TASK:
All material below is to be reproduced exactly.
[Begin]
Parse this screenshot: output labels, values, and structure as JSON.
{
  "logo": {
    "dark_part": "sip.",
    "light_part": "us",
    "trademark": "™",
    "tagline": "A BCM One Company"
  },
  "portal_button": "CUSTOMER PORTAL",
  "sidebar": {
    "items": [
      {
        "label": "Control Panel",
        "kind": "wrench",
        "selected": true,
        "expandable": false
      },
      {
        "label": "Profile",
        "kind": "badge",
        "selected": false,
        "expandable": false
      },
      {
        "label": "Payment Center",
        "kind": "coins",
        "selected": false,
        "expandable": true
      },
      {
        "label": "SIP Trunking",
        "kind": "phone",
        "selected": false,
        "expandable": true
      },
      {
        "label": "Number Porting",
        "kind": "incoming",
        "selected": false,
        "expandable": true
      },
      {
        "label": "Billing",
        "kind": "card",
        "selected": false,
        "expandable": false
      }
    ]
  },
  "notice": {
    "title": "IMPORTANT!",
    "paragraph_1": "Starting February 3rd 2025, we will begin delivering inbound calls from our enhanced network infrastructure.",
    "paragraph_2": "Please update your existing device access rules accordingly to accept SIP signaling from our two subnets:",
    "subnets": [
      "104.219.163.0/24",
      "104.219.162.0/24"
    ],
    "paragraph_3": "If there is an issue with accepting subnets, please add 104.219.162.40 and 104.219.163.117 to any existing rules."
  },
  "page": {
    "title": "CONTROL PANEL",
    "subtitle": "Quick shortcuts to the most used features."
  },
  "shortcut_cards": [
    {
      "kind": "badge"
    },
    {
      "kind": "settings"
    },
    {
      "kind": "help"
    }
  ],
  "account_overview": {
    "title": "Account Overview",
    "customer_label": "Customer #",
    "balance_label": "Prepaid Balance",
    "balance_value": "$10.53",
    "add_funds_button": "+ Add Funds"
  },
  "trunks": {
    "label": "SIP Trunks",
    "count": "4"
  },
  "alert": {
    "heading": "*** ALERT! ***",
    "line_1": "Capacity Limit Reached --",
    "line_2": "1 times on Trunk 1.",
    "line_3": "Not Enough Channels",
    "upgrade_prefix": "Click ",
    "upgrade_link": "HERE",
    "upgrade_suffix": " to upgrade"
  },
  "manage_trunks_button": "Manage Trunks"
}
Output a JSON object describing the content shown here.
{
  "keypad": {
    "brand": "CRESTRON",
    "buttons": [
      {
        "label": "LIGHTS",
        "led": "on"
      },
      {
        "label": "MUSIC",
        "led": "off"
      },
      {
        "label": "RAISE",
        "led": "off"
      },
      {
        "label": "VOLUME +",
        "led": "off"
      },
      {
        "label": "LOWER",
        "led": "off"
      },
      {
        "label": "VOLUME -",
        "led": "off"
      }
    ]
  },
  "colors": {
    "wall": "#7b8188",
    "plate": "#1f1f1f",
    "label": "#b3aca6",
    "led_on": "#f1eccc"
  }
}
[End]
FINISHED ANSWER:
Parse this screenshot: output labels, values, and structure as JSON.
{
  "logo": {
    "dark_part": "sip.",
    "light_part": "us",
    "trademark": "™",
    "tagline": "A BCM One Company"
  },
  "portal_button": "CUSTOMER PORTAL",
  "sidebar": {
    "items": [
      {
        "label": "Control Panel",
        "kind": "wrench",
        "selected": true,
        "expandable": false
      },
      {
        "label": "Profile",
        "kind": "badge",
        "selected": false,
        "expandable": false
      },
      {
        "label": "Payment Center",
        "kind": "coins",
        "selected": false,
        "expandable": true
      },
      {
        "label": "SIP Trunking",
        "kind": "phone",
        "selected": false,
        "expandable": true
      },
      {
        "label": "Number Porting",
        "kind": "incoming",
        "selected": false,
        "expandable": true
      },
      {
        "label": "Billing",
        "kind": "card",
        "selected": false,
        "expandable": false
      }
    ]
  },
  "notice": {
    "title": "IMPORTANT!",
    "paragraph_1": "Starting February 3rd 2025, we will begin delivering inbound calls from our enhanced network infrastructure.",
    "paragraph_2": "Please update your existing device access rules accordingly to accept SIP signaling from our two subnets:",
    "subnets": [
      "104.219.163.0/24",
      "104.219.162.0/24"
    ],
    "paragraph_3": "If there is an issue with accepting subnets, please add 104.219.162.40 and 104.219.163.117 to any existing rules."
  },
  "page": {
    "title": "CONTROL PANEL",
    "subtitle": "Quick shortcuts to the most used features."
  },
  "shortcut_cards": [
    {
      "kind": "badge"
    },
    {
      "kind": "settings"
    },
    {
      "kind": "help"
    }
  ],
  "account_overview": {
    "title": "Account Overview",
    "customer_label": "Customer #",
    "balance_label": "Prepaid Balance",
    "balance_value": "$10.53",
    "add_funds_button": "+ Add Funds"
  },
  "trunks": {
    "label": "SIP Trunks",
    "count": "4"
  },
  "alert": {
    "heading": "*** ALERT! ***",
    "line_1": "Capacity Limit Reached --",
    "line_2": "1 times on Trunk 1.",
    "line_3": "Not Enough Channels",
    "upgrade_prefix": "Click ",
    "upgrade_link": "HERE",
    "upgrade_suffix": " to upgrade"
  },
  "manage_trunks_button": "Manage Trunks"
}
Output a JSON object describing the content shown here.
{
  "keypad": {
    "brand": "CRESTRON",
    "buttons": [
      {
        "label": "LIGHTS",
        "led": "on"
      },
      {
        "label": "MUSIC",
        "led": "off"
      },
      {
        "label": "RAISE",
        "led": "off"
      },
      {
        "label": "VOLUME +",
        "led": "off"
      },
      {
        "label": "LOWER",
        "led": "off"
      },
      {
        "label": "VOLUME -",
        "led": "off"
      }
    ]
  },
  "colors": {
    "wall": "#7b8188",
    "plate": "#1f1f1f",
    "label": "#b3aca6",
    "led_on": "#f1eccc"
  }
}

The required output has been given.